=== SHORT TASK A ===
Print the book review from "One of the most" through "a user-friendly volume.", copying it word for word.
=== SHORT TASK B ===
Answer these questions using the book review:
(i) Who wrote the review?
(ii) What is the title of the short article William Taylor contributes?
(iii) What is the price of the paper edition?

Kenneth Mills, William B. Taylor, eds. Colonial Spanish America: A Documentary History. Wilmington: Scholarly Resources, 1998. xxiv + 372 pp. $30.95 (paper), ISBN 978-0-8420-2573-7; $60.00 (cloth), ISBN 978-0-8420-2572-0.
Reviewed by Robert Jackson (SUNY College at Oneonta)
Published on H-LatAm (September, 1999)
One of the most difficult tasks that a teacher faces is selecting texts that will help students understand the complexities of Latin American history. Choices include conventional texts, articles and/or monographs written by historians of Latin America and other scholars, and documents. The current volume reviewed here combines three types of sources for classes in the colonial period of Latin America: translated documents; visual documents, including paintings, maps and diagrams, and architecture; and a handful of article length studies by professional scholars. The editors provide a useful introduction to the volume, as well as introductions to each document/article. Mills and Taylor have done a good job presenting a user-friendly volume.
For teaching purposes I find this volume to be too idiosyncratic and narrowly focused on the particular interests and orientation of the two editors. The emphasis is on social history and the church as a metaphor for Spanish American society, politics, and economic patterns. For example, William Taylor contributes a short article entitled "Parish Priests and Indian Resistance in Late Colonial Mexico," which is taken from his most recent book on the clergy in colonial Mexico.
One of the visual documents is two casta paintings that date to eighteenth century Mexico. The Spanish American caste system and the organization basis of late colonial Spanish America was a topic that Taylor wrote on some two decades ago. This is not to say that these are not important topics and the documents selected are not interesting, but rather other equally important topics receive little or no attention.

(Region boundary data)
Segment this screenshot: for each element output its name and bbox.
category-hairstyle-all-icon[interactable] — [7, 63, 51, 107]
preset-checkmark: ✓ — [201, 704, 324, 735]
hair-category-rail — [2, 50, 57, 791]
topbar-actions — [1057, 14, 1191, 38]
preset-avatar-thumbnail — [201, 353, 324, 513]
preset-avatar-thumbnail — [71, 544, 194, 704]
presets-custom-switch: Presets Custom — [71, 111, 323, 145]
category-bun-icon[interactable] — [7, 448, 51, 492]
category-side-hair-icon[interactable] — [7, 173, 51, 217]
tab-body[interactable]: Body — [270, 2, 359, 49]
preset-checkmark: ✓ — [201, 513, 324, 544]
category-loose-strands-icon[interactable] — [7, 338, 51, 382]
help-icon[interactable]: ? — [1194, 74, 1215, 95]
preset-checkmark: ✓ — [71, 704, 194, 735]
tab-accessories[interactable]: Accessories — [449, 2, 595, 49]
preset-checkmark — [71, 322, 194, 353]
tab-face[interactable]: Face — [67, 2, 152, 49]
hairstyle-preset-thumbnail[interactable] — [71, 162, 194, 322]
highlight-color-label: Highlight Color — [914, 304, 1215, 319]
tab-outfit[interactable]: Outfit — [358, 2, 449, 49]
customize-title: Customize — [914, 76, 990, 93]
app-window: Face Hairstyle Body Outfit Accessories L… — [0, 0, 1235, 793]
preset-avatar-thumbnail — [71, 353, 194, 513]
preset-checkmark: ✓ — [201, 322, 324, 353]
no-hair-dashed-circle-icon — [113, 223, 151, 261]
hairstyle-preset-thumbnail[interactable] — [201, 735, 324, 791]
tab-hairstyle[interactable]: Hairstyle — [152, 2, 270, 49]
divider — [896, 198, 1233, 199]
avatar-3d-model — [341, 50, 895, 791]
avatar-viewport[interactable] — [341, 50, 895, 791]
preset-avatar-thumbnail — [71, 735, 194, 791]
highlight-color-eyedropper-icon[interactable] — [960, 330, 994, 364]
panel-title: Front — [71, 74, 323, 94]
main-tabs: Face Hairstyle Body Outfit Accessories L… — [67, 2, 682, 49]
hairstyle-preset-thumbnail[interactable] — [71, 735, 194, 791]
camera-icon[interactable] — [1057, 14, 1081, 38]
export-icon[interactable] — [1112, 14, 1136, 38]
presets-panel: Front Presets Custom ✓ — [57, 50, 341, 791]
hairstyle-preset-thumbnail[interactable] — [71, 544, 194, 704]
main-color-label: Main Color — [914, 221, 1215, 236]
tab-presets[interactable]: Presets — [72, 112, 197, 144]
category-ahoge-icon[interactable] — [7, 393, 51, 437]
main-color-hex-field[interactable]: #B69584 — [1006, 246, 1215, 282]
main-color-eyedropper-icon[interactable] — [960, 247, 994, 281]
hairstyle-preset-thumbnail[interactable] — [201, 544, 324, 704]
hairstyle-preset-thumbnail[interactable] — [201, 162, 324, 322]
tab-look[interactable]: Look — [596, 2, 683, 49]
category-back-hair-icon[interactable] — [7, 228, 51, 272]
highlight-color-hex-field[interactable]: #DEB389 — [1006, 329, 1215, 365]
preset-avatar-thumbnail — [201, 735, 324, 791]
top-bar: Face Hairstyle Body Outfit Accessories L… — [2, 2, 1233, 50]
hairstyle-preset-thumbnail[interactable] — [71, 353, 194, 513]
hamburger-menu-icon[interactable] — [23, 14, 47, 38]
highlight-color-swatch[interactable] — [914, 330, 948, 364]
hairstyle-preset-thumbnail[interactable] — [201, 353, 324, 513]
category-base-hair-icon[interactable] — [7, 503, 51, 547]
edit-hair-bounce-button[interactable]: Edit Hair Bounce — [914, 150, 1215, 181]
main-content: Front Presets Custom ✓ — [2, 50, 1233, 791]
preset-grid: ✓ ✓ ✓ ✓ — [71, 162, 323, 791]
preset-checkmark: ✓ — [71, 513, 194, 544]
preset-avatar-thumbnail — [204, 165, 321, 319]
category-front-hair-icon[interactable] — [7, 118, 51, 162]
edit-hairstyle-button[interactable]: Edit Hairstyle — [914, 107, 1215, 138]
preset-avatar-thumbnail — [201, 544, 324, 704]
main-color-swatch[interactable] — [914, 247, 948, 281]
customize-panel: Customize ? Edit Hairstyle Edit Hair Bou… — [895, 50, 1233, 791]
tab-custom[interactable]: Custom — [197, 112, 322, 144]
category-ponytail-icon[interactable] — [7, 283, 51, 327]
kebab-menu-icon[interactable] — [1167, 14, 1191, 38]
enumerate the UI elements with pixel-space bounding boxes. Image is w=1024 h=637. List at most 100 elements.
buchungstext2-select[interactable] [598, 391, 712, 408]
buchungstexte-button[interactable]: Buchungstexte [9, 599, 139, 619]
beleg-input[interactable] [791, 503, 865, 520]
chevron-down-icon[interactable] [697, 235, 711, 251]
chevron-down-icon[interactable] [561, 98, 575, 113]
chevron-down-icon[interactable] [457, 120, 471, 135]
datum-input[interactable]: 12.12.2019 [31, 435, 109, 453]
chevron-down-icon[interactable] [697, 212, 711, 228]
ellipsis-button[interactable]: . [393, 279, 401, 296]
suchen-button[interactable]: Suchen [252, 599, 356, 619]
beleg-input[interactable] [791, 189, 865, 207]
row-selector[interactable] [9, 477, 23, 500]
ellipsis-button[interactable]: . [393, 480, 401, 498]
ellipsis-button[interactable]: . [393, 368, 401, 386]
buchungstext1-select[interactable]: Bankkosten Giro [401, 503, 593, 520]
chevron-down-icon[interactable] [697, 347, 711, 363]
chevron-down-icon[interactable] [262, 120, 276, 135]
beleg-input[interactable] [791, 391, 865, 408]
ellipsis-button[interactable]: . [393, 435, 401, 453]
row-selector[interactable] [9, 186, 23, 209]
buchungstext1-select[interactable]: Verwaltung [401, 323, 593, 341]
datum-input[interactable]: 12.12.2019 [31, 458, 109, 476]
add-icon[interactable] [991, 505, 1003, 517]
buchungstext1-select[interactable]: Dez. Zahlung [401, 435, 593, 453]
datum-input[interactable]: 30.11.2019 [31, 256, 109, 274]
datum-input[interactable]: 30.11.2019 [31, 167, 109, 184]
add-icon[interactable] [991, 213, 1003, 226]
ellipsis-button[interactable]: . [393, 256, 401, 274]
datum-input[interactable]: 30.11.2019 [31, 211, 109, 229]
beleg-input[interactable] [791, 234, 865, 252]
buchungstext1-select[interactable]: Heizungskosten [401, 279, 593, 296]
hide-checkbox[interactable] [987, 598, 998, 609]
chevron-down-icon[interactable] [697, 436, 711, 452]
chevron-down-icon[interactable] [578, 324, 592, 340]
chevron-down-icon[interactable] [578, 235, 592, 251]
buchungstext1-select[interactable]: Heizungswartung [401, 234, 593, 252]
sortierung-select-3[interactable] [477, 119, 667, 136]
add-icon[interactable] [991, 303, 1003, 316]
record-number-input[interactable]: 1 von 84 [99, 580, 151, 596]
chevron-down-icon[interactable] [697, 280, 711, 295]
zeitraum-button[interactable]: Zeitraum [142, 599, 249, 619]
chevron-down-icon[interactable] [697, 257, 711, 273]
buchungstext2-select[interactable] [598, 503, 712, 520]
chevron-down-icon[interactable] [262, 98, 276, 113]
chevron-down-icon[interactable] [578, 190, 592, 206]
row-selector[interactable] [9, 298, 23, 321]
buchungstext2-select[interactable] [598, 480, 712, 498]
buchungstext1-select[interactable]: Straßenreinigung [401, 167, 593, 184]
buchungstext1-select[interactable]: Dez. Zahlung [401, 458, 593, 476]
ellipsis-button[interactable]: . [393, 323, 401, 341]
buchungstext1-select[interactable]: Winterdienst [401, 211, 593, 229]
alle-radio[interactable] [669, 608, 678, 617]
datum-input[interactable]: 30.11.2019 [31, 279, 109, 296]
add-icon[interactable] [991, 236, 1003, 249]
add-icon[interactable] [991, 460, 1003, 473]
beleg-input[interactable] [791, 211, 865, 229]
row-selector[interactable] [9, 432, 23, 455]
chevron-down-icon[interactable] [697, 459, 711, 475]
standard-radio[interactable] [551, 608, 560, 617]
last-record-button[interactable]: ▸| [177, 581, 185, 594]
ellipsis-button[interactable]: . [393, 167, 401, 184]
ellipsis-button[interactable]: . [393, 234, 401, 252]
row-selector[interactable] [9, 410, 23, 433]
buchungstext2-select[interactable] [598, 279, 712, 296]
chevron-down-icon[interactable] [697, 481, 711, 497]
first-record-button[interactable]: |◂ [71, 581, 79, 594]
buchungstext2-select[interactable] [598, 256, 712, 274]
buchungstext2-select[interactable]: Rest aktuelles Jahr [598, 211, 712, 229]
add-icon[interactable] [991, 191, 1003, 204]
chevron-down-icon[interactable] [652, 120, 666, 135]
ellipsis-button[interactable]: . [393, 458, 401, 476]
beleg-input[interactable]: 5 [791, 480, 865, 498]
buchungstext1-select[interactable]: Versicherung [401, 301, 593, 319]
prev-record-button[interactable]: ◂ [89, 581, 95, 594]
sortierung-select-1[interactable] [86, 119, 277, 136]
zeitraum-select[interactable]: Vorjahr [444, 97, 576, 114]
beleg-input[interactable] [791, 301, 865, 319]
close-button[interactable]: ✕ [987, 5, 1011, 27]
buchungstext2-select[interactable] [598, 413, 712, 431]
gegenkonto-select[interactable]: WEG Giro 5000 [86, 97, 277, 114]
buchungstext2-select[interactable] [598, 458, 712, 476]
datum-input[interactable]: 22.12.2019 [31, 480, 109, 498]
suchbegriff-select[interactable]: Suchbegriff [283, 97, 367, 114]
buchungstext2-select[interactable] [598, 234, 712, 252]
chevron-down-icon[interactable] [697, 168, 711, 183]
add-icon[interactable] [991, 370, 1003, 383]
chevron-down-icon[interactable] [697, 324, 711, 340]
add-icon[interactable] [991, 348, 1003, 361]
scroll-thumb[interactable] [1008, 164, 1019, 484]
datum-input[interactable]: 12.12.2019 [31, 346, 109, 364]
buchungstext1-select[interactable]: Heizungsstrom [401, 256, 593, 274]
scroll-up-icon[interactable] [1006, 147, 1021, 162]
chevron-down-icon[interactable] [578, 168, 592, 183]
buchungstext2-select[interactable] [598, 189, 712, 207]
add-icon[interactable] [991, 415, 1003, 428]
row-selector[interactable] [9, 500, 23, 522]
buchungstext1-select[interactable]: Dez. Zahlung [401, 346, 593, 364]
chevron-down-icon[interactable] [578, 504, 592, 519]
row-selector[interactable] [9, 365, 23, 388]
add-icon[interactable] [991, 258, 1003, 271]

=== COMPLETE ANSWER A ===
One of the most difficult tasks that a teacher faces is selecting texts that will help students understand the complexities of Latin American history. Choices include conventional texts, articles and/or monographs written by historians of Latin America and other scholars, and documents. The current volume reviewed here combines three types of sources for classes in the colonial period of Latin America: translated documents; visual documents, including paintings, maps and diagrams, and architecture; and a handful of article length studies by professional scholars. The editors provide a useful introduction to the volume, as well as introductions to each document/article. Mills and Taylor have done a good job presenting a user-friendly volume.

=== COMPLETE ANSWER B ===
(i) Robert Jackson (SUNY College at Oneonta)
(ii) "Parish Priests and Indian Resistance in Late Colonial Mexico"
(iii) $30.95